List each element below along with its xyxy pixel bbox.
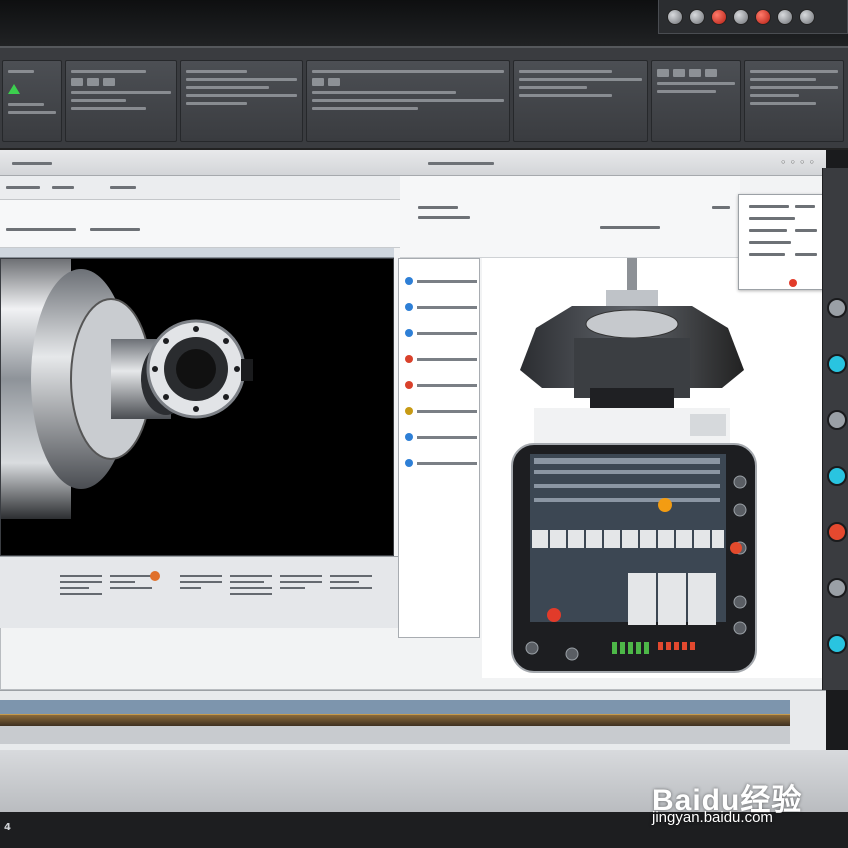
ribbon-group-simulation (512, 60, 649, 142)
ribbon-group-output (651, 60, 742, 142)
feature-tree-item[interactable] (405, 407, 477, 415)
feature-tree-label (417, 305, 477, 309)
warning-icon (150, 571, 160, 581)
feature-tree-label (417, 357, 477, 361)
record-button[interactable] (755, 8, 771, 25)
operation-list[interactable] (0, 556, 398, 628)
dial-icon[interactable] (667, 8, 683, 25)
dial-icon[interactable] (799, 8, 815, 25)
status-dot-icon (405, 303, 413, 311)
ribbon-toolbar (0, 46, 848, 150)
ribbon-group-tools (64, 60, 177, 142)
ribbon-group-program (306, 60, 510, 142)
control-knob-button[interactable] (827, 298, 847, 318)
feature-tree-panel[interactable] (398, 258, 480, 638)
control-knob-button[interactable] (827, 578, 847, 598)
feature-tree-label (417, 279, 477, 283)
close-icon[interactable] (789, 279, 797, 287)
feature-tree-item[interactable] (405, 381, 477, 389)
dial-icon[interactable] (733, 8, 749, 25)
toolbar-strip (0, 200, 400, 248)
feature-tree-item[interactable] (405, 303, 477, 311)
status-dot-icon (405, 407, 413, 415)
play-icon[interactable] (8, 84, 20, 94)
timeline-progress[interactable] (0, 714, 790, 726)
watermark-url: jingyan.baidu.com (652, 809, 773, 826)
feature-tree-label (417, 383, 477, 387)
feature-tree-label (417, 331, 477, 335)
right-control-strip (822, 168, 848, 690)
control-knob-button[interactable] (827, 354, 847, 374)
dial-icon[interactable] (689, 8, 705, 25)
stop-button[interactable] (711, 8, 727, 25)
feature-tree-item[interactable] (405, 277, 477, 285)
status-dot-icon (405, 355, 413, 363)
control-knob-button[interactable] (827, 634, 847, 654)
control-knob-button[interactable] (827, 410, 847, 430)
window-titlebar: ◦◦◦◦ (0, 150, 826, 176)
menu-bar (0, 176, 400, 200)
status-dot-icon (405, 459, 413, 467)
feature-tree-label (417, 435, 477, 439)
top-control-cluster (658, 0, 848, 34)
status-dot-icon (405, 277, 413, 285)
feature-tree-label (417, 461, 477, 465)
status-dot-icon (405, 433, 413, 441)
feature-tree-label (417, 409, 477, 413)
ribbon-group-setup (179, 60, 304, 142)
spindle-chuck-render (1, 259, 253, 519)
3d-viewport[interactable] (0, 258, 394, 556)
feature-tree-item[interactable] (405, 329, 477, 337)
ribbon-group-run (2, 60, 62, 142)
corner-label: 4 (4, 822, 11, 833)
timeline-track[interactable] (0, 700, 790, 714)
ribbon-group-view (744, 60, 845, 142)
dial-icon[interactable] (777, 8, 793, 25)
viewport-titlebar (0, 248, 394, 258)
feature-tree-item[interactable] (405, 433, 477, 441)
window-controls-icon[interactable]: ◦◦◦◦ (780, 156, 818, 169)
parameter-popup[interactable] (738, 194, 824, 290)
cnc-machine-illustration (511, 258, 757, 673)
machine-preview (482, 258, 822, 678)
timeline-ruler (0, 726, 790, 744)
status-dot-icon (405, 381, 413, 389)
status-dot-icon (405, 329, 413, 337)
control-knob-button[interactable] (827, 522, 847, 542)
properties-header (400, 176, 740, 258)
feature-tree-item[interactable] (405, 459, 477, 467)
feature-tree-item[interactable] (405, 355, 477, 363)
baidu-watermark: Baidu经验 jingyan.baidu.com (652, 775, 832, 835)
control-knob-button[interactable] (827, 466, 847, 486)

* _To do_
For the stretch from the line containing "ribbon-group-simulation (512, 60, 649, 142)" through the line containing "feature-tree-label (417, 357, 477, 361)", swap "warning-icon" for "alert-icon" and output only those lines, with nothing else altered.

* _Answer in full_
ribbon-group-simulation (512, 60, 649, 142)
ribbon-group-output (651, 60, 742, 142)
feature-tree-item[interactable] (405, 407, 477, 415)
feature-tree-label (417, 305, 477, 309)
alert-icon (150, 571, 160, 581)
feature-tree-label (417, 357, 477, 361)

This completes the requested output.